What is needed. Across the listing below, how many lines hold "CALASETTA"? Reply with the number by itself.

Stored data.
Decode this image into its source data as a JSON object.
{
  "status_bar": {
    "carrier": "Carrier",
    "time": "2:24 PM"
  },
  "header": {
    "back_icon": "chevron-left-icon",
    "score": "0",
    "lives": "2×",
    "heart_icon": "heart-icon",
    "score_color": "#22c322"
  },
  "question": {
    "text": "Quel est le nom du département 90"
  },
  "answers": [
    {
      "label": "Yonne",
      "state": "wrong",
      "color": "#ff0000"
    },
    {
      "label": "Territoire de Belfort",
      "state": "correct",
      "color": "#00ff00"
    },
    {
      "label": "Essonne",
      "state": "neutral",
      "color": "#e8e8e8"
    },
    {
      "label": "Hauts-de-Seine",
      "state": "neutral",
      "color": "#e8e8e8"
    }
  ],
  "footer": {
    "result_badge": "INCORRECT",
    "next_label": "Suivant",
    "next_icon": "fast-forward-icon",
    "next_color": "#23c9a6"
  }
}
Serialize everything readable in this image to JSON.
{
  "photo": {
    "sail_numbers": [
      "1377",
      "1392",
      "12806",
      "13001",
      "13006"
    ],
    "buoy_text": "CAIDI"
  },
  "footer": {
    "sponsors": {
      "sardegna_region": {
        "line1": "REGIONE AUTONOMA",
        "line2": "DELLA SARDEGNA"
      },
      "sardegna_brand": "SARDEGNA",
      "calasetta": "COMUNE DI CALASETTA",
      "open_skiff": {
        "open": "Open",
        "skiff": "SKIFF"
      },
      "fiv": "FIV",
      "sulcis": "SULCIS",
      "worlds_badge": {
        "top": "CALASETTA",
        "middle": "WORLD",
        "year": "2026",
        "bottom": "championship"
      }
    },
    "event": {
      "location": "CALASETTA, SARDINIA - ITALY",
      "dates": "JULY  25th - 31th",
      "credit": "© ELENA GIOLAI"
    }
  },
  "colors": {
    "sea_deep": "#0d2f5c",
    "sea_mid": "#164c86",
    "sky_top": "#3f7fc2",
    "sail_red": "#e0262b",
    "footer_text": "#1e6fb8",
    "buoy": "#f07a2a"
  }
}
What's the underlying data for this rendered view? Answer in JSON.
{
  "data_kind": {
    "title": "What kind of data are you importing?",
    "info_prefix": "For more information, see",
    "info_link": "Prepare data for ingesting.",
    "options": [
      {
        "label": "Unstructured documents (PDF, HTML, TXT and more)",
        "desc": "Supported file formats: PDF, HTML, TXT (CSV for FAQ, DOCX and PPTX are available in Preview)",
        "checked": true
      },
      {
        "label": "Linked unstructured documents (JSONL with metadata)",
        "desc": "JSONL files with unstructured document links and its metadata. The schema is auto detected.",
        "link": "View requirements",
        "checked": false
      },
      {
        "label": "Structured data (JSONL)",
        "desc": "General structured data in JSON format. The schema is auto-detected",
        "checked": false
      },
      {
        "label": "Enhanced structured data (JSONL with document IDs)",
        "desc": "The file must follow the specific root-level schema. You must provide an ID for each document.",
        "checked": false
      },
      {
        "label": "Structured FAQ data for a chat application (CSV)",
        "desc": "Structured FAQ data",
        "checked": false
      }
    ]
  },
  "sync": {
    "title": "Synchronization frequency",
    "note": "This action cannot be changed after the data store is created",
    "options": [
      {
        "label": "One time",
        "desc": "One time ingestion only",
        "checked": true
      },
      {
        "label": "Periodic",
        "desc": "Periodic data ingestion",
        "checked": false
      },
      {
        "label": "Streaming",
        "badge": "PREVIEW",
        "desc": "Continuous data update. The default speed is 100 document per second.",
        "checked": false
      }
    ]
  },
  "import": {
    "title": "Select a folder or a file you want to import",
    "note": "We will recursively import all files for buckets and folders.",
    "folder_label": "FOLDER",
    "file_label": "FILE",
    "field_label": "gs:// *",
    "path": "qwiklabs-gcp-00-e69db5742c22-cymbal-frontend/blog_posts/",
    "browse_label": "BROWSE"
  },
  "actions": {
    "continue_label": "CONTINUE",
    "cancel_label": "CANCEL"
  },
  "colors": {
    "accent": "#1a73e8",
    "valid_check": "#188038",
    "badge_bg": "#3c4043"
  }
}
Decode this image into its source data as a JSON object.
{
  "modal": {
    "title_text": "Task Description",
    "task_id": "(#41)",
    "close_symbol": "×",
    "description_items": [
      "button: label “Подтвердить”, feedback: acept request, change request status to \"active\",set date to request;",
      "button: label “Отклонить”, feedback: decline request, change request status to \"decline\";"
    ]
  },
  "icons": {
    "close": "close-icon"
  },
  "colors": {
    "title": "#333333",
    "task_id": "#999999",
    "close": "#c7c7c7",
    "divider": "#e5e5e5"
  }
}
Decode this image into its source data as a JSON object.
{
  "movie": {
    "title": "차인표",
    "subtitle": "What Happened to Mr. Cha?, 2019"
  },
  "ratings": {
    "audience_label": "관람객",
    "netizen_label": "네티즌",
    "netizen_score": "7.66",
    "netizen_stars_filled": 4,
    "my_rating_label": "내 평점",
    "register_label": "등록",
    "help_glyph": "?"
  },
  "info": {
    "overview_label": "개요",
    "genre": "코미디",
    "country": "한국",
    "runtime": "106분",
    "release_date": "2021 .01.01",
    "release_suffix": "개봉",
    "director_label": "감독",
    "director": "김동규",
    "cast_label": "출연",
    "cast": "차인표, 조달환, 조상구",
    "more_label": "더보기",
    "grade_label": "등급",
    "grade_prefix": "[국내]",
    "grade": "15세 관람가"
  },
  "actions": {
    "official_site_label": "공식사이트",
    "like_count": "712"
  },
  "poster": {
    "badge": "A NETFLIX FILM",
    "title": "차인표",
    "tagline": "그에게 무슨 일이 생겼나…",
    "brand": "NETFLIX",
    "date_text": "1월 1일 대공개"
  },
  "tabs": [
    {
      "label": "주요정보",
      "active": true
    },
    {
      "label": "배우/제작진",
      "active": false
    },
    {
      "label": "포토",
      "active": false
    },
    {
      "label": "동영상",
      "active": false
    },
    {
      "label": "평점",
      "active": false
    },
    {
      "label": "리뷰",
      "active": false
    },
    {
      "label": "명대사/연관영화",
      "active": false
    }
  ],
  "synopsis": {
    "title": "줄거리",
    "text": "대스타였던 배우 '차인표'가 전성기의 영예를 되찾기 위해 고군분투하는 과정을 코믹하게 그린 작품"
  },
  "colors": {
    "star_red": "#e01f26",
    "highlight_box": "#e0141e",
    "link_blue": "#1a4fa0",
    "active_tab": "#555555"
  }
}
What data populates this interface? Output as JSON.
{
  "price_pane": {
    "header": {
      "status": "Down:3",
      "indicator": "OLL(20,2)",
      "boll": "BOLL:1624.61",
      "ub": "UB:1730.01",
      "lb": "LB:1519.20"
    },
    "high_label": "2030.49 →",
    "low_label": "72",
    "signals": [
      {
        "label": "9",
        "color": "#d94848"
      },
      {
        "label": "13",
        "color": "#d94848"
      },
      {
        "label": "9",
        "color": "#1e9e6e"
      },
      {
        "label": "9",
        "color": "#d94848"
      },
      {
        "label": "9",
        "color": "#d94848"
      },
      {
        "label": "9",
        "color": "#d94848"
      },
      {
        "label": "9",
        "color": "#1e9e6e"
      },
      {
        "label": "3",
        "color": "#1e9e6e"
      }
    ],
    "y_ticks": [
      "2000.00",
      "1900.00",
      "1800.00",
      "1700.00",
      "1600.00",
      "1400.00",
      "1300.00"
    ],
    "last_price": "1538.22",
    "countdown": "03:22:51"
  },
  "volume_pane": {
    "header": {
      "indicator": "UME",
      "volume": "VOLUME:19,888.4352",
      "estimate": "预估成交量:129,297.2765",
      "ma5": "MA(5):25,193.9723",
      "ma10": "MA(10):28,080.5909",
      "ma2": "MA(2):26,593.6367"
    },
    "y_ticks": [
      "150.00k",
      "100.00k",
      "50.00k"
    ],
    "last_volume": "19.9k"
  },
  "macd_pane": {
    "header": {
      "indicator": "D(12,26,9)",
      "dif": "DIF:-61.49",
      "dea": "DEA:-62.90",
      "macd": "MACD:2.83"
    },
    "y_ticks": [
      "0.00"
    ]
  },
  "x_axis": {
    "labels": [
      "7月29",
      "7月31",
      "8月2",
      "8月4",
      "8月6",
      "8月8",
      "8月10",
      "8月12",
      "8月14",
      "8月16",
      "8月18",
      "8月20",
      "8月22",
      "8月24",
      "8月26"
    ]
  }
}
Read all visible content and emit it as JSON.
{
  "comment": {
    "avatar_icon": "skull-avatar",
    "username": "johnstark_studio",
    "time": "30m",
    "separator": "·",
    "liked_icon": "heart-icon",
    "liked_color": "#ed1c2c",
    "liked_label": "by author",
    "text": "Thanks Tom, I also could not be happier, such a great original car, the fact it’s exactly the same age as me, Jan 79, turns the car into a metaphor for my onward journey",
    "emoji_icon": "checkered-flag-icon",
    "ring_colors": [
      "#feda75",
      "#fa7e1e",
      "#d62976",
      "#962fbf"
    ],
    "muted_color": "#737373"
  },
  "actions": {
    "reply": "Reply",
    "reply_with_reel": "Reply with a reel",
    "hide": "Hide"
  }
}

Output. 3